##### INFORMATION GIVEN #####

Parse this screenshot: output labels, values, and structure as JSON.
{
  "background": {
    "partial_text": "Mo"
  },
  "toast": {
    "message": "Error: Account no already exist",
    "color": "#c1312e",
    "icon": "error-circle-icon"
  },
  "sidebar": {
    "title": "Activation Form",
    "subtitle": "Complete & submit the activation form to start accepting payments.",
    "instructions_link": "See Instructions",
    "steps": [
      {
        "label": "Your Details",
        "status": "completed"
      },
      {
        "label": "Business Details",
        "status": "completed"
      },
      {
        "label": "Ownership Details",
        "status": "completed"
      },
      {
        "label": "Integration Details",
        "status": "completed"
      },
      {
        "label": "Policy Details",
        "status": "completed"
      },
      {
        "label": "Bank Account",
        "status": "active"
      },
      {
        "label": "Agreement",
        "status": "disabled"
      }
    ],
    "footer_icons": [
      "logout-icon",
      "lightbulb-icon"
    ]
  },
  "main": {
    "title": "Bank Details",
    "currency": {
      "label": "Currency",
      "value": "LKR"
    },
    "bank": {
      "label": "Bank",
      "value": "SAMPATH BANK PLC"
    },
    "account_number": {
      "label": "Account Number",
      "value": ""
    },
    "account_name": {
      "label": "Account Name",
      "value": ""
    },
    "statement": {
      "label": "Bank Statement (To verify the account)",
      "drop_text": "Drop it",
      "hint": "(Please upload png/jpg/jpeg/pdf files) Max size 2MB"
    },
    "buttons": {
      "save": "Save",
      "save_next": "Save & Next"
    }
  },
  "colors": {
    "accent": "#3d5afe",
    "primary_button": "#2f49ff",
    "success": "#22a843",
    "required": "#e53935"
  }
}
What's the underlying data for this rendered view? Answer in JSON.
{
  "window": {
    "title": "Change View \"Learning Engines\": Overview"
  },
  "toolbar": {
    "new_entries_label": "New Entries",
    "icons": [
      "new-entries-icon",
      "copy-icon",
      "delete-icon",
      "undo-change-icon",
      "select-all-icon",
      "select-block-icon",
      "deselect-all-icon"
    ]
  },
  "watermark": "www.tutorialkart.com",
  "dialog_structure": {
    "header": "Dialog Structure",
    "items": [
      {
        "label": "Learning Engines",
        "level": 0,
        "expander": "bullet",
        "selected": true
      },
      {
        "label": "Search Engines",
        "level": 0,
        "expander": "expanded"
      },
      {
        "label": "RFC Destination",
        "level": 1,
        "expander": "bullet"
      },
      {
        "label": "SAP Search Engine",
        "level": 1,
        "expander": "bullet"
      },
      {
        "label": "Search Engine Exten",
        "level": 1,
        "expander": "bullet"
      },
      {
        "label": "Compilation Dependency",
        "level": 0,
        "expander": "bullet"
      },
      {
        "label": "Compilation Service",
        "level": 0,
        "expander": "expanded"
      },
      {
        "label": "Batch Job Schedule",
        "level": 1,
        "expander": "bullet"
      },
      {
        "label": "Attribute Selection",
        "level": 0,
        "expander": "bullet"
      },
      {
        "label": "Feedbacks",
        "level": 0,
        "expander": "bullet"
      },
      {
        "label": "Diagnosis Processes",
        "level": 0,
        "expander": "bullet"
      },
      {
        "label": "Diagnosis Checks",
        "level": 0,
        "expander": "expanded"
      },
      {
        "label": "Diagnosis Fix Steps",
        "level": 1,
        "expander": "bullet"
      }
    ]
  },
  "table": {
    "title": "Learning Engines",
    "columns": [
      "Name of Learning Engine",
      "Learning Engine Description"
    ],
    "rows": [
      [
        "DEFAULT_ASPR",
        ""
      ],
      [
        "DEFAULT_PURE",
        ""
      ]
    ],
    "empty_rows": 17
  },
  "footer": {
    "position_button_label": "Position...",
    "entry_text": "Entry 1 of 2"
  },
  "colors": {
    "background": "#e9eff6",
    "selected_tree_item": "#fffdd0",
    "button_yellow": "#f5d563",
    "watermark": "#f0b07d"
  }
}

#####

| WHAT YOU ARE ASKED TO DO |
Copy out the full material exactly as it appears.

| FINAL RESULT |
Parse this screenshot: output labels, values, and structure as JSON.
{
  "background": {
    "partial_text": "Mo"
  },
  "toast": {
    "message": "Error: Account no already exist",
    "color": "#c1312e",
    "icon": "error-circle-icon"
  },
  "sidebar": {
    "title": "Activation Form",
    "subtitle": "Complete & submit the activation form to start accepting payments.",
    "instructions_link": "See Instructions",
    "steps": [
      {
        "label": "Your Details",
        "status": "completed"
      },
      {
        "label": "Business Details",
        "status": "completed"
      },
      {
        "label": "Ownership Details",
        "status": "completed"
      },
      {
        "label": "Integration Details",
        "status": "completed"
      },
      {
        "label": "Policy Details",
        "status": "completed"
      },
      {
        "label": "Bank Account",
        "status": "active"
      },
      {
        "label": "Agreement",
        "status": "disabled"
      }
    ],
    "footer_icons": [
      "logout-icon",
      "lightbulb-icon"
    ]
  },
  "main": {
    "title": "Bank Details",
    "currency": {
      "label": "Currency",
      "value": "LKR"
    },
    "bank": {
      "label": "Bank",
      "value": "SAMPATH BANK PLC"
    },
    "account_number": {
      "label": "Account Number",
      "value": ""
    },
    "account_name": {
      "label": "Account Name",
      "value": ""
    },
    "statement": {
      "label": "Bank Statement (To verify the account)",
      "drop_text": "Drop it",
      "hint": "(Please upload png/jpg/jpeg/pdf files) Max size 2MB"
    },
    "buttons": {
      "save": "Save",
      "save_next": "Save & Next"
    }
  },
  "colors": {
    "accent": "#3d5afe",
    "primary_button": "#2f49ff",
    "success": "#22a843",
    "required": "#e53935"
  }
}
What's the underlying data for this rendered view? Answer in JSON.
{
  "window": {
    "title": "Change View \"Learning Engines\": Overview"
  },
  "toolbar": {
    "new_entries_label": "New Entries",
    "icons": [
      "new-entries-icon",
      "copy-icon",
      "delete-icon",
      "undo-change-icon",
      "select-all-icon",
      "select-block-icon",
      "deselect-all-icon"
    ]
  },
  "watermark": "www.tutorialkart.com",
  "dialog_structure": {
    "header": "Dialog Structure",
    "items": [
      {
        "label": "Learning Engines",
        "level": 0,
        "expander": "bullet",
        "selected": true
      },
      {
        "label": "Search Engines",
        "level": 0,
        "expander": "expanded"
      },
      {
        "label": "RFC Destination",
        "level": 1,
        "expander": "bullet"
      },
      {
        "label": "SAP Search Engine",
        "level": 1,
        "expander": "bullet"
      },
      {
        "label": "Search Engine Exten",
        "level": 1,
        "expander": "bullet"
      },
      {
        "label": "Compilation Dependency",
        "level": 0,
        "expander": "bullet"
      },
      {
        "label": "Compilation Service",
        "level": 0,
        "expander": "expanded"
      },
      {
        "label": "Batch Job Schedule",
        "level": 1,
        "expander": "bullet"
      },
      {
        "label": "Attribute Selection",
        "level": 0,
        "expander": "bullet"
      },
      {
        "label": "Feedbacks",
        "level": 0,
        "expander": "bullet"
      },
      {
        "label": "Diagnosis Processes",
        "level": 0,
        "expander": "bullet"
      },
      {
        "label": "Diagnosis Checks",
        "level": 0,
        "expander": "expanded"
      },
      {
        "label": "Diagnosis Fix Steps",
        "level": 1,
        "expander": "bullet"
      }
    ]
  },
  "table": {
    "title": "Learning Engines",
    "columns": [
      "Name of Learning Engine",
      "Learning Engine Description"
    ],
    "rows": [
      [
        "DEFAULT_ASPR",
        ""
      ],
      [
        "DEFAULT_PURE",
        ""
      ]
    ],
    "empty_rows": 17
  },
  "footer": {
    "position_button_label": "Position...",
    "entry_text": "Entry 1 of 2"
  },
  "colors": {
    "background": "#e9eff6",
    "selected_tree_item": "#fffdd0",
    "button_yellow": "#f5d563",
    "watermark": "#f0b07d"
  }
}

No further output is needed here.